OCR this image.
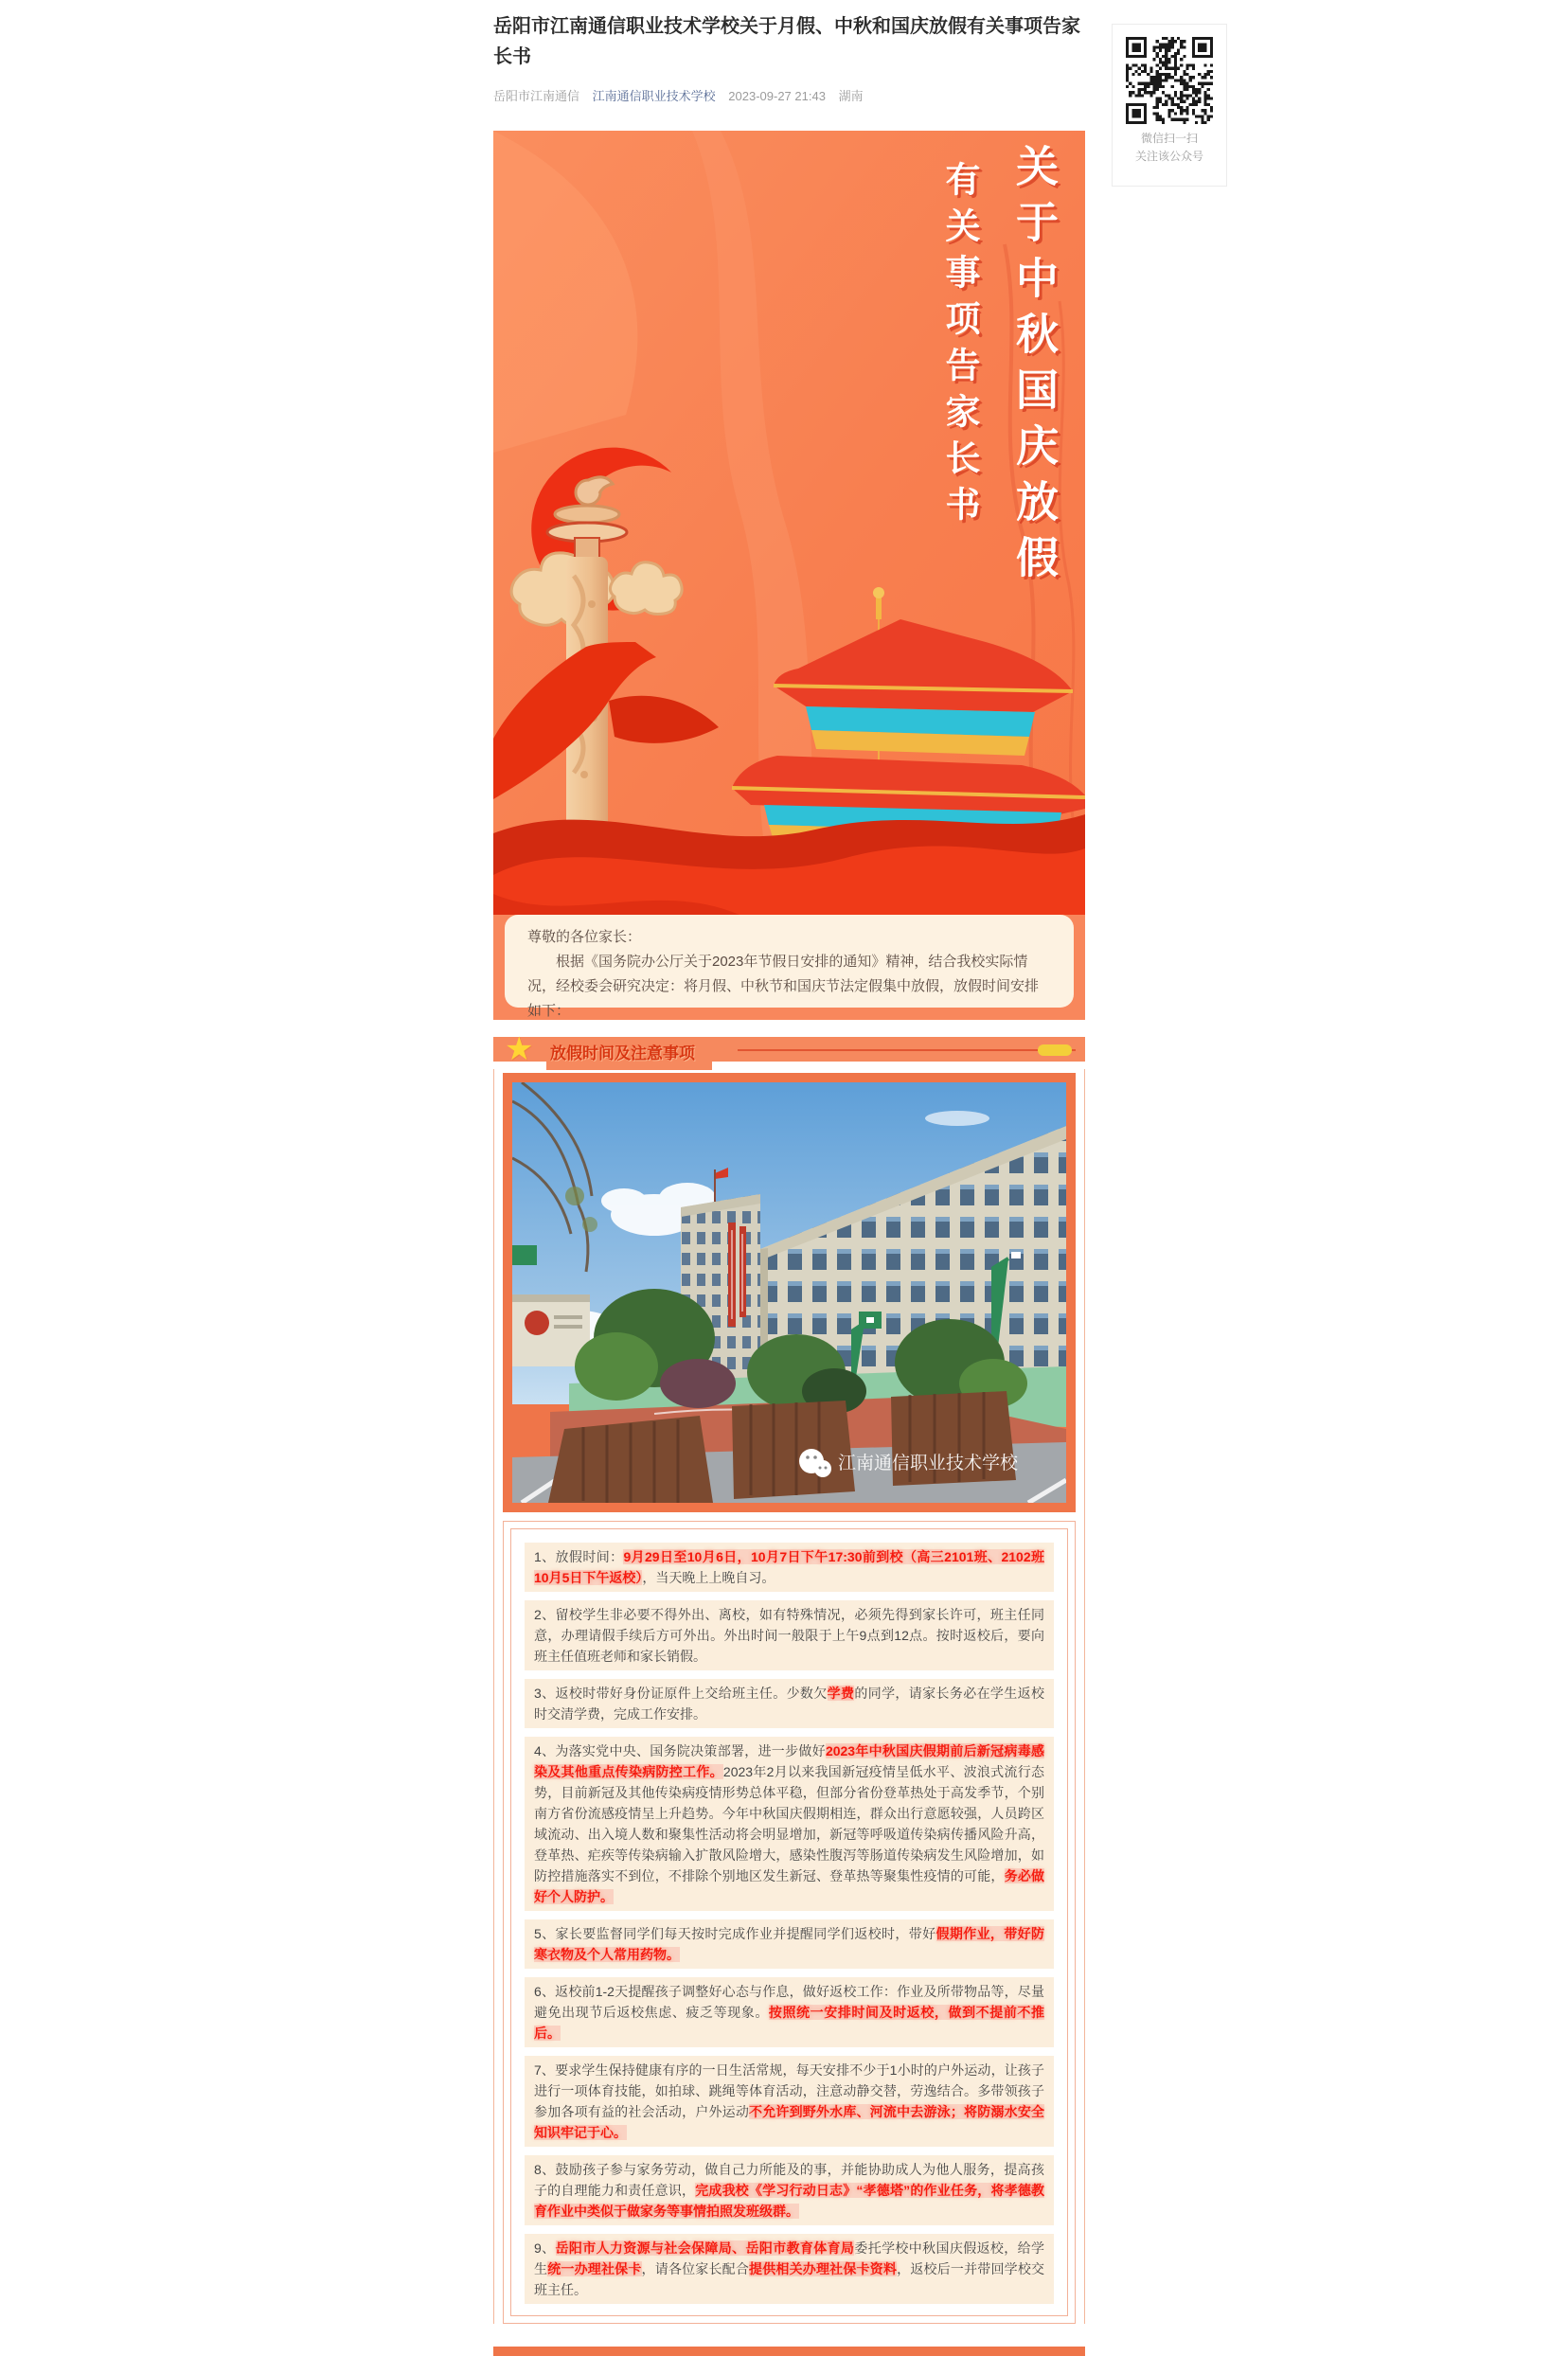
微信扫一扫
关注该公众号
岳阳市江南通信职业技术学校关于月假、中秋和国庆放假有关事项告家长书
岳阳市江南通信 江南通信职业技术学校 2023-09-27 21:43 湖南
关于中秋国庆放假
有关事项告家长书
尊敬的各位家长：
根据《国务院办公厅关于2023年节假日安排的通知》精神，结合我校实际情况，经校委会研究决定：将月假、中秋节和国庆节法定假集中放假，放假时间安排如下：
★ 放假时间及注意事项
江南通信职业技术学校

1、放假时间：9月29日至10月6日，10月7日下午17:30前到校（高三2101班、2102班10月5日下午返校），当天晚上上晚自习。

2、留校学生非必要不得外出、离校，如有特殊情况，必须先得到家长许可，班主任同意，办理请假手续后方可外出。外出时间一般限于上午9点到12点。按时返校后，要向班主任值班老师和家长销假。

3、返校时带好身份证原件上交给班主任。少数欠学费的同学，请家长务必在学生返校时交清学费，完成工作安排。

4、为落实党中央、国务院决策部署，进一步做好2023年中秋国庆假期前后新冠病毒感染及其他重点传染病防控工作。2023年2月以来我国新冠疫情呈低水平、波浪式流行态势，目前新冠及其他传染病疫情形势总体平稳，但部分省份登革热处于高发季节，个别南方省份流感疫情呈上升趋势。今年中秋国庆假期相连，群众出行意愿较强，人员跨区域流动、出入境人数和聚集性活动将会明显增加，新冠等呼吸道传染病传播风险升高，登革热、疟疾等传染病输入扩散风险增大，感染性腹泻等肠道传染病发生风险增加，如防控措施落实不到位，不排除个别地区发生新冠、登革热等聚集性疫情的可能，务必做好个人防护。

5、家长要监督同学们每天按时完成作业并提醒同学们返校时，带好假期作业，带好防寒衣物及个人常用药物。

6、返校前1-2天提醒孩子调整好心态与作息，做好返校工作：作业及所带物品等，尽量避免出现节后返校焦虑、疲乏等现象。按照统一安排时间及时返校，做到不提前不推后。

7、要求学生保持健康有序的一日生活常规，每天安排不少于1小时的户外运动，让孩子进行一项体育技能，如拍球、跳绳等体育活动，注意动静交替，劳逸结合。多带领孩子参加各项有益的社会活动，户外运动不允许到野外水库、河流中去游泳；将防溺水安全知识牢记于心。

8、鼓励孩子参与家务劳动，做自己力所能及的事，并能协助成人为他人服务，提高孩子的自理能力和责任意识，完成我校《学习行动日志》“孝德塔”的作业任务，将孝德教育作业中类似于做家务等事情拍照发班级群。

9、岳阳市人力资源与社会保障局、岳阳市教育体育局委托学校中秋国庆假返校，给学生统一办理社保卡，请各位家长配合提供相关办理社保卡资料，返校后一并带回学校交班主任。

****

Output the data exactly. Pictures don't belong in the result.

OCR this image.
微信扫一扫
关注该公众号
岳阳市江南通信职业技术学校关于月假、中秋和国庆放假有关事项告家长书
岳阳市江南通信 江南通信职业技术学校 2023-09-27 21:43 湖南
关于中秋国庆放假
有关事项告家长书
尊敬的各位家长：
根据《国务院办公厅关于2023年节假日安排的通知》精神，结合我校实际情况，经校委会研究决定：将月假、中秋节和国庆节法定假集中放假，放假时间安排如下：
★ 放假时间及注意事项
江南通信职业技术学校

1、放假时间：9月29日至10月6日，10月7日下午17:30前到校（高三2101班、2102班10月5日下午返校），当天晚上上晚自习。

2、留校学生非必要不得外出、离校，如有特殊情况，必须先得到家长许可，班主任同意，办理请假手续后方可外出。外出时间一般限于上午9点到12点。按时返校后，要向班主任值班老师和家长销假。

3、返校时带好身份证原件上交给班主任。少数欠学费的同学，请家长务必在学生返校时交清学费，完成工作安排。

4、为落实党中央、国务院决策部署，进一步做好2023年中秋国庆假期前后新冠病毒感染及其他重点传染病防控工作。2023年2月以来我国新冠疫情呈低水平、波浪式流行态势，目前新冠及其他传染病疫情形势总体平稳，但部分省份登革热处于高发季节，个别南方省份流感疫情呈上升趋势。今年中秋国庆假期相连，群众出行意愿较强，人员跨区域流动、出入境人数和聚集性活动将会明显增加，新冠等呼吸道传染病传播风险升高，登革热、疟疾等传染病输入扩散风险增大，感染性腹泻等肠道传染病发生风险增加，如防控措施落实不到位，不排除个别地区发生新冠、登革热等聚集性疫情的可能，务必做好个人防护。

5、家长要监督同学们每天按时完成作业并提醒同学们返校时，带好假期作业，带好防寒衣物及个人常用药物。

6、返校前1-2天提醒孩子调整好心态与作息，做好返校工作：作业及所带物品等，尽量避免出现节后返校焦虑、疲乏等现象。按照统一安排时间及时返校，做到不提前不推后。

7、要求学生保持健康有序的一日生活常规，每天安排不少于1小时的户外运动，让孩子进行一项体育技能，如拍球、跳绳等体育活动，注意动静交替，劳逸结合。多带领孩子参加各项有益的社会活动，户外运动不允许到野外水库、河流中去游泳；将防溺水安全知识牢记于心。

8、鼓励孩子参与家务劳动，做自己力所能及的事，并能协助成人为他人服务，提高孩子的自理能力和责任意识，完成我校《学习行动日志》“孝德塔”的作业任务，将孝德教育作业中类似于做家务等事情拍照发班级群。

9、岳阳市人力资源与社会保障局、岳阳市教育体育局委托学校中秋国庆假返校，给学生统一办理社保卡，请各位家长配合提供相关办理社保卡资料，返校后一并带回学校交班主任。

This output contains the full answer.